--- Materials provided ---
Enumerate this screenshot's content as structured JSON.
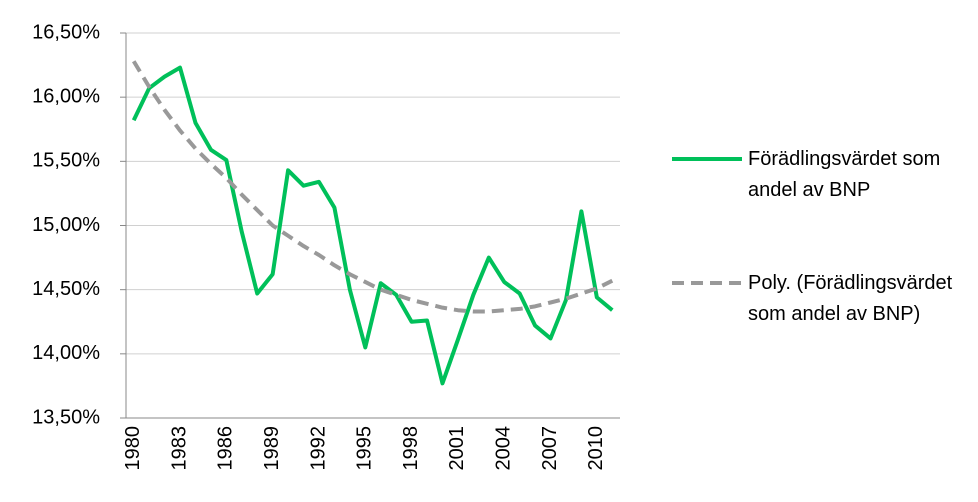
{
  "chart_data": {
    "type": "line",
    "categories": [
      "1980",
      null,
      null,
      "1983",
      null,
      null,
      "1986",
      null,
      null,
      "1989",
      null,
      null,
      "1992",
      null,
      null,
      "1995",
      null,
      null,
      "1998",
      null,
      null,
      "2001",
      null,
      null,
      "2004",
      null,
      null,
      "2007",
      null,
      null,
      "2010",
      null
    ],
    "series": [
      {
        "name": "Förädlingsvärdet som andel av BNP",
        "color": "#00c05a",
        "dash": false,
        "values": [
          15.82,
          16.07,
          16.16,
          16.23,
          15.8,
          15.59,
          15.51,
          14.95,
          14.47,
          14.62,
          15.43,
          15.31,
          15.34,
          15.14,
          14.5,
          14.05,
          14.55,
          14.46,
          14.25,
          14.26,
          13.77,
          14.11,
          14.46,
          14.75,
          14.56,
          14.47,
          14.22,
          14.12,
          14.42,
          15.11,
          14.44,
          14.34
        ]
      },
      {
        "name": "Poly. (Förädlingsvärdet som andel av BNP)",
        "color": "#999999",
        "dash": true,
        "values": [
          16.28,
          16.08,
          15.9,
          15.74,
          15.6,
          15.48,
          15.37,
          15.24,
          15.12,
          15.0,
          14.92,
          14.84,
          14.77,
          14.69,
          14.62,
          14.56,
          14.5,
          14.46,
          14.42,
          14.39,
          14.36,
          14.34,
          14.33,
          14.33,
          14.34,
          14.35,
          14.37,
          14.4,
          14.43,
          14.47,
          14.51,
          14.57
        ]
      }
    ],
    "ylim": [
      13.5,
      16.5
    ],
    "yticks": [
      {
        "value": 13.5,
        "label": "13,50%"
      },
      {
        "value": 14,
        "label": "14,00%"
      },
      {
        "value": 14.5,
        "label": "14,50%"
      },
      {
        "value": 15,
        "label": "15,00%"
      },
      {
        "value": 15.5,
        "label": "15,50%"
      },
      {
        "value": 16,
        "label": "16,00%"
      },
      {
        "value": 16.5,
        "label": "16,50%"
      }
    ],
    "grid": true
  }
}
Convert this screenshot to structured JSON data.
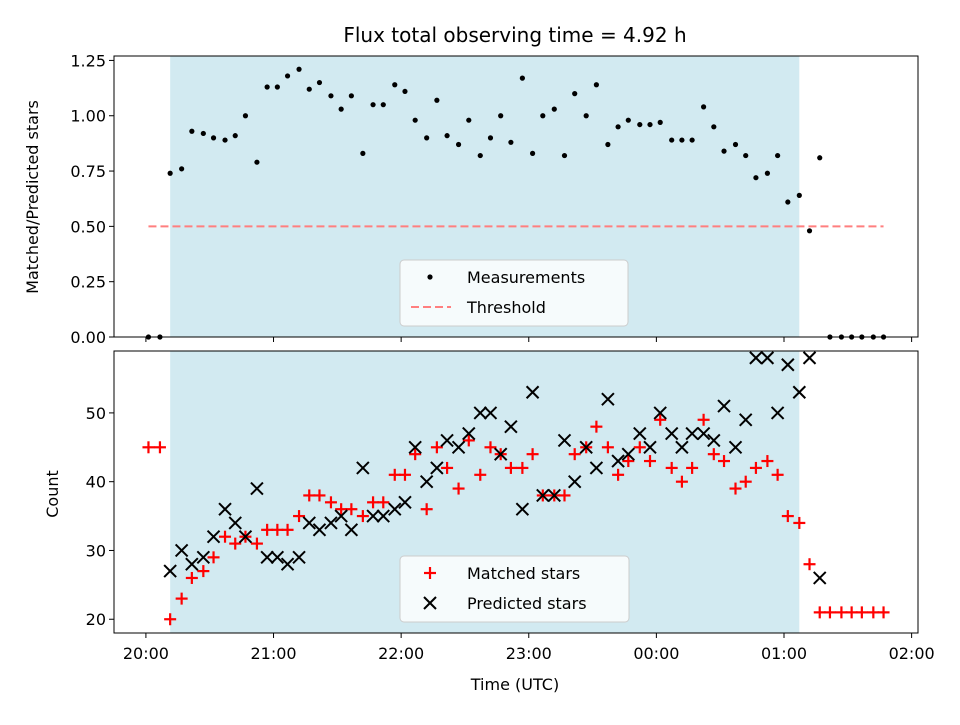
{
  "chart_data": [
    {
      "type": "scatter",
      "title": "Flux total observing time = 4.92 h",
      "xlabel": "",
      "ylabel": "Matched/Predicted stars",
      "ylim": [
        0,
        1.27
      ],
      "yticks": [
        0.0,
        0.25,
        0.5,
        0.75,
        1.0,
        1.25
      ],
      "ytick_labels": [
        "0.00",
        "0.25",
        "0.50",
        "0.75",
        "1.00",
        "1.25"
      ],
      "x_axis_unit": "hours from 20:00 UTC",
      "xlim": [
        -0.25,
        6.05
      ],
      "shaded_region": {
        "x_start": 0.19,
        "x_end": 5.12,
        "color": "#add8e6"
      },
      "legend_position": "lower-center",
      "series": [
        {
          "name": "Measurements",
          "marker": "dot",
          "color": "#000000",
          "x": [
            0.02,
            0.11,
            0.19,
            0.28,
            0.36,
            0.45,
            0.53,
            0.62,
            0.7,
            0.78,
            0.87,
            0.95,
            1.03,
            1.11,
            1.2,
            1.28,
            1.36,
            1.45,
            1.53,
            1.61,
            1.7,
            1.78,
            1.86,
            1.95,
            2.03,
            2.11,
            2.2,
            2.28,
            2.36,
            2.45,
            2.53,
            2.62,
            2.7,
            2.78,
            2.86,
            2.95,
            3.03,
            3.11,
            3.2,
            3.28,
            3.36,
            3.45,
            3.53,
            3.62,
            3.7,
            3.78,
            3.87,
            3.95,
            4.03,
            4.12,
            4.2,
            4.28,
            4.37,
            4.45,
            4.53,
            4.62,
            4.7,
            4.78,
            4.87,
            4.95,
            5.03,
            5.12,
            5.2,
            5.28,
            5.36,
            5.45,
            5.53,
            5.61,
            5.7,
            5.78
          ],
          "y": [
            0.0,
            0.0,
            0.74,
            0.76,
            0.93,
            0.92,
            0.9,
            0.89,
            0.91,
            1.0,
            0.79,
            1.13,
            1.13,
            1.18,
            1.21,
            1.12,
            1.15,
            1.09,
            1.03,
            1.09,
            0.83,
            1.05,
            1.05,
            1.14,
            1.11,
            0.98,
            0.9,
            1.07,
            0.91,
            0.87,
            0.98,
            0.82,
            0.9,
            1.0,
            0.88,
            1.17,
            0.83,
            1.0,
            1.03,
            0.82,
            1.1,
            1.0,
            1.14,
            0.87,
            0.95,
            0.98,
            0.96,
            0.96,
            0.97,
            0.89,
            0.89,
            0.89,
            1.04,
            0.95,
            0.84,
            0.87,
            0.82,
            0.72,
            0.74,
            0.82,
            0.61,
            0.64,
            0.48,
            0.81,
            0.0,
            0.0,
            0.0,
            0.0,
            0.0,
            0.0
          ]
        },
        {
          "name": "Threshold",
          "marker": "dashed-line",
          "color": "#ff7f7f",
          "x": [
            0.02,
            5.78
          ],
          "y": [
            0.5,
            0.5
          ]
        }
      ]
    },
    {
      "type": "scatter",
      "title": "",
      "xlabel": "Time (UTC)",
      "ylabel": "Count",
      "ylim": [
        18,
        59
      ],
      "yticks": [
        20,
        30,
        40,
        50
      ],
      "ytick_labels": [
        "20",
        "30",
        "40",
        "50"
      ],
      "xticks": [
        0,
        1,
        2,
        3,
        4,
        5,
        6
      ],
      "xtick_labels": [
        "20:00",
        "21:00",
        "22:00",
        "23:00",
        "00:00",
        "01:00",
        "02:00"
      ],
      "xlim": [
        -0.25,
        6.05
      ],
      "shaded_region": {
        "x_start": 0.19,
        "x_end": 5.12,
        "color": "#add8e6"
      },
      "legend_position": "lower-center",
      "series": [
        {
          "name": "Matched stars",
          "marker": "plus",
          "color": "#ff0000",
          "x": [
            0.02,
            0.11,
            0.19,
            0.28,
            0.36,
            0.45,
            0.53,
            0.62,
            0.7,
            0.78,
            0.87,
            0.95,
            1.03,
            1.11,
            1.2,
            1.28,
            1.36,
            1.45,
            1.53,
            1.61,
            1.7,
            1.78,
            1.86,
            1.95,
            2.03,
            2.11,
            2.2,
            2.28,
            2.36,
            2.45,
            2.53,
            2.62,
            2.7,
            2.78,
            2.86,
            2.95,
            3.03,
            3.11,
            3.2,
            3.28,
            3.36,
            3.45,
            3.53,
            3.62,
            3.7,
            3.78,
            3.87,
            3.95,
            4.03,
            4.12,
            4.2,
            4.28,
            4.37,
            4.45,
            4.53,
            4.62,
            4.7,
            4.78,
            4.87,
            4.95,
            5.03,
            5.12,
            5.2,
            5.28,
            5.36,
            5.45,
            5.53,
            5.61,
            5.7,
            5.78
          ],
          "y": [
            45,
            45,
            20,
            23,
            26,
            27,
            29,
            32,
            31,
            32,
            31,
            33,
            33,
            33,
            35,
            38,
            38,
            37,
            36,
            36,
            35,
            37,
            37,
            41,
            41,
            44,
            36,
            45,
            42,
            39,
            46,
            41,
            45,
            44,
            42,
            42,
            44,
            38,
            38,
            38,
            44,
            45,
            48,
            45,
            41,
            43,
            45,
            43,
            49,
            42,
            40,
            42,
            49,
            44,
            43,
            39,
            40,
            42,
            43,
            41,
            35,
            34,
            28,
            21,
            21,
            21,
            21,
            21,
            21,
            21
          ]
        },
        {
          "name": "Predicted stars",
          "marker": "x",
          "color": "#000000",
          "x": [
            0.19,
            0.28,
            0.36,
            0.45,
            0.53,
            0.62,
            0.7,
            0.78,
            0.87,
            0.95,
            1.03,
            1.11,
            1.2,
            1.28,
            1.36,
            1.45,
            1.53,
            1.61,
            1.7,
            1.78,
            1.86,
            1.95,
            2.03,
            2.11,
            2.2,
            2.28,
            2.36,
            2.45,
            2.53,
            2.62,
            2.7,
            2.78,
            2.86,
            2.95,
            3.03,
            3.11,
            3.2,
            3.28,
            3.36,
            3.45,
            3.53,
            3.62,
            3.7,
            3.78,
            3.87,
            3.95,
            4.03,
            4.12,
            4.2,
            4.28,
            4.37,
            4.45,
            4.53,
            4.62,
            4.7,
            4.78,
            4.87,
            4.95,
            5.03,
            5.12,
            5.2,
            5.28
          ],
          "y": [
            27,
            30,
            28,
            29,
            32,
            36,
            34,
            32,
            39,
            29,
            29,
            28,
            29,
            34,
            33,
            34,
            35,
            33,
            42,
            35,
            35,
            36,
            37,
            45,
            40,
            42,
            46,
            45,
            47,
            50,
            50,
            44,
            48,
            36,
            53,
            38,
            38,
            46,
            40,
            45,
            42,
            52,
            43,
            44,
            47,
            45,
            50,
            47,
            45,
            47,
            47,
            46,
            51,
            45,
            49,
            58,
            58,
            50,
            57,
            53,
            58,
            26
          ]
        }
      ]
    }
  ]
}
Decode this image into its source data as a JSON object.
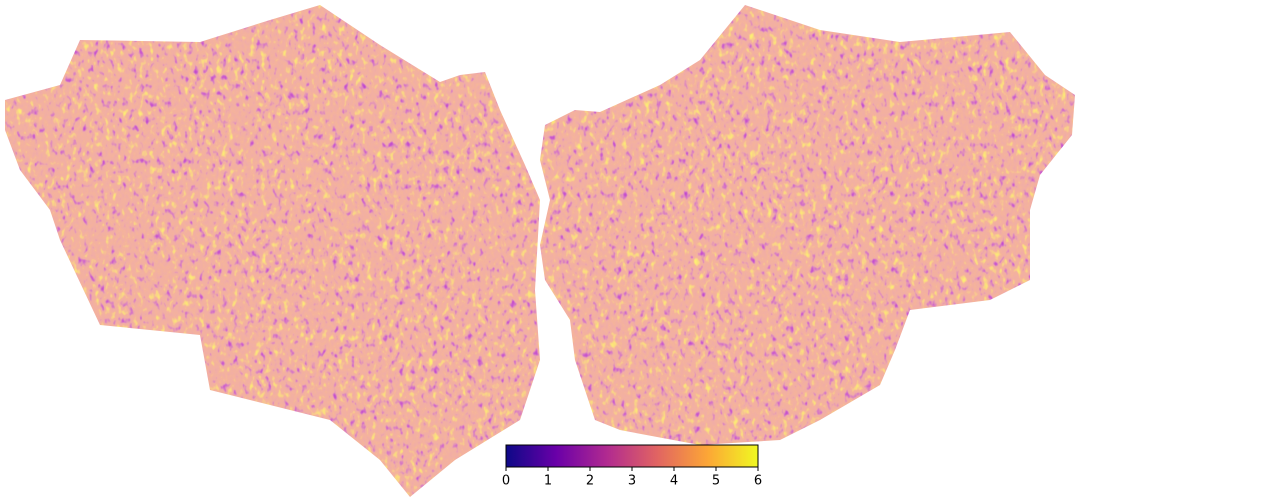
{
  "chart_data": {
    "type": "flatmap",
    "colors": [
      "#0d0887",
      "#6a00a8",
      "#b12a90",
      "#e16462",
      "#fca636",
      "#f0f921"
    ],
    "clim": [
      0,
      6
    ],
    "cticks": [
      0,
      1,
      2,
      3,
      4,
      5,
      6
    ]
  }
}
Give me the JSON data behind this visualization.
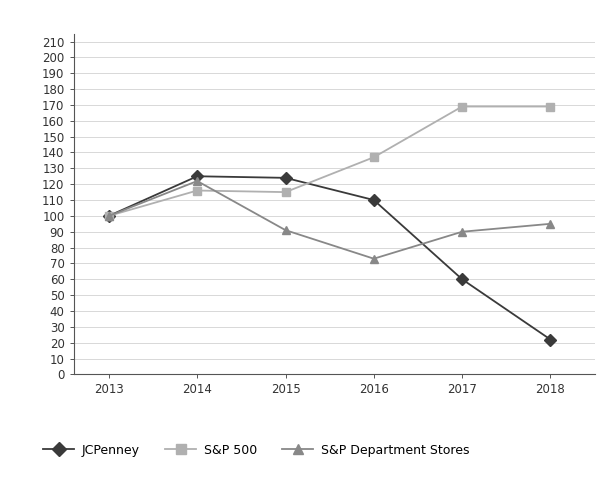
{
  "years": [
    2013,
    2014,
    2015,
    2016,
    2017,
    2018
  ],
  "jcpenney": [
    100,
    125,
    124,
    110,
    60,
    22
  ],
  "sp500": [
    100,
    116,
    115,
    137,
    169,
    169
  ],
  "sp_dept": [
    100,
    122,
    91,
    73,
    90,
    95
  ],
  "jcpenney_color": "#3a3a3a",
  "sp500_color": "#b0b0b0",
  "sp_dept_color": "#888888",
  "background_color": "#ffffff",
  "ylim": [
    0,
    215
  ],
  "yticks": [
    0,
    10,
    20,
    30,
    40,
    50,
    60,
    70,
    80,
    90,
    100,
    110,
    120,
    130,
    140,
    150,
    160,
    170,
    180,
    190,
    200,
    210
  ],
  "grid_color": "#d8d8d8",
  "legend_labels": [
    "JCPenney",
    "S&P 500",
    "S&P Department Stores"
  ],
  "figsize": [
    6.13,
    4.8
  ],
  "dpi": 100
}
---
#### Problem statement:
Starting from the line where "Decode this image" appears, copy every line through the end of the material, both ends included, but no pictures.

#### Answer to the task:
Decode this image into its source data as a JSON object.
{
  "chart_data": {
    "type": "flatmap",
    "colors": [
      "#0d0887",
      "#6a00a8",
      "#b12a90",
      "#e16462",
      "#fca636",
      "#f0f921"
    ],
    "clim": [
      0,
      6
    ],
    "cticks": [
      0,
      1,
      2,
      3,
      4,
      5,
      6
    ]
  }
}
Give me the JSON data behind this visualization.
{
  "years": [
    2013,
    2014,
    2015,
    2016,
    2017,
    2018
  ],
  "jcpenney": [
    100,
    125,
    124,
    110,
    60,
    22
  ],
  "sp500": [
    100,
    116,
    115,
    137,
    169,
    169
  ],
  "sp_dept": [
    100,
    122,
    91,
    73,
    90,
    95
  ],
  "jcpenney_color": "#3a3a3a",
  "sp500_color": "#b0b0b0",
  "sp_dept_color": "#888888",
  "background_color": "#ffffff",
  "ylim": [
    0,
    215
  ],
  "yticks": [
    0,
    10,
    20,
    30,
    40,
    50,
    60,
    70,
    80,
    90,
    100,
    110,
    120,
    130,
    140,
    150,
    160,
    170,
    180,
    190,
    200,
    210
  ],
  "grid_color": "#d8d8d8",
  "legend_labels": [
    "JCPenney",
    "S&P 500",
    "S&P Department Stores"
  ],
  "figsize": [
    6.13,
    4.8
  ],
  "dpi": 100
}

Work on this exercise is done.